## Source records
---+---

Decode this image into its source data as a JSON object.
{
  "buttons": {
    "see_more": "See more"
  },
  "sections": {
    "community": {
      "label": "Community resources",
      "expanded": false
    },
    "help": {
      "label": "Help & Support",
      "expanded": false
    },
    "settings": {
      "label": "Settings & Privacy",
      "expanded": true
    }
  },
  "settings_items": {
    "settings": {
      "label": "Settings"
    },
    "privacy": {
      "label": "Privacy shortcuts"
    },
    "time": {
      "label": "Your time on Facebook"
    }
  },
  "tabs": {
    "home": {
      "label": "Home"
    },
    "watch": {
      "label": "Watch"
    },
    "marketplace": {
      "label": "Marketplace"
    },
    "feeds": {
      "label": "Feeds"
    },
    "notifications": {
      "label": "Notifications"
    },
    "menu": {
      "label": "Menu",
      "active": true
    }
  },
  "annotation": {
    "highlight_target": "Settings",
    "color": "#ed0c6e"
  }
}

---+---

## TASK GOAL
Scan the records for the string "label". Copy each line in which it appears.

## COMPLETE ANSWER
      "label": "Community resources",
      "label": "Help & Support",
      "label": "Settings & Privacy",
      "label": "Settings"
      "label": "Privacy shortcuts"
      "label": "Your time on Facebook"
      "label": "Home"
      "label": "Watch"
      "label": "Marketplace"
      "label": "Feeds"
      "label": "Notifications"
      "label": "Menu",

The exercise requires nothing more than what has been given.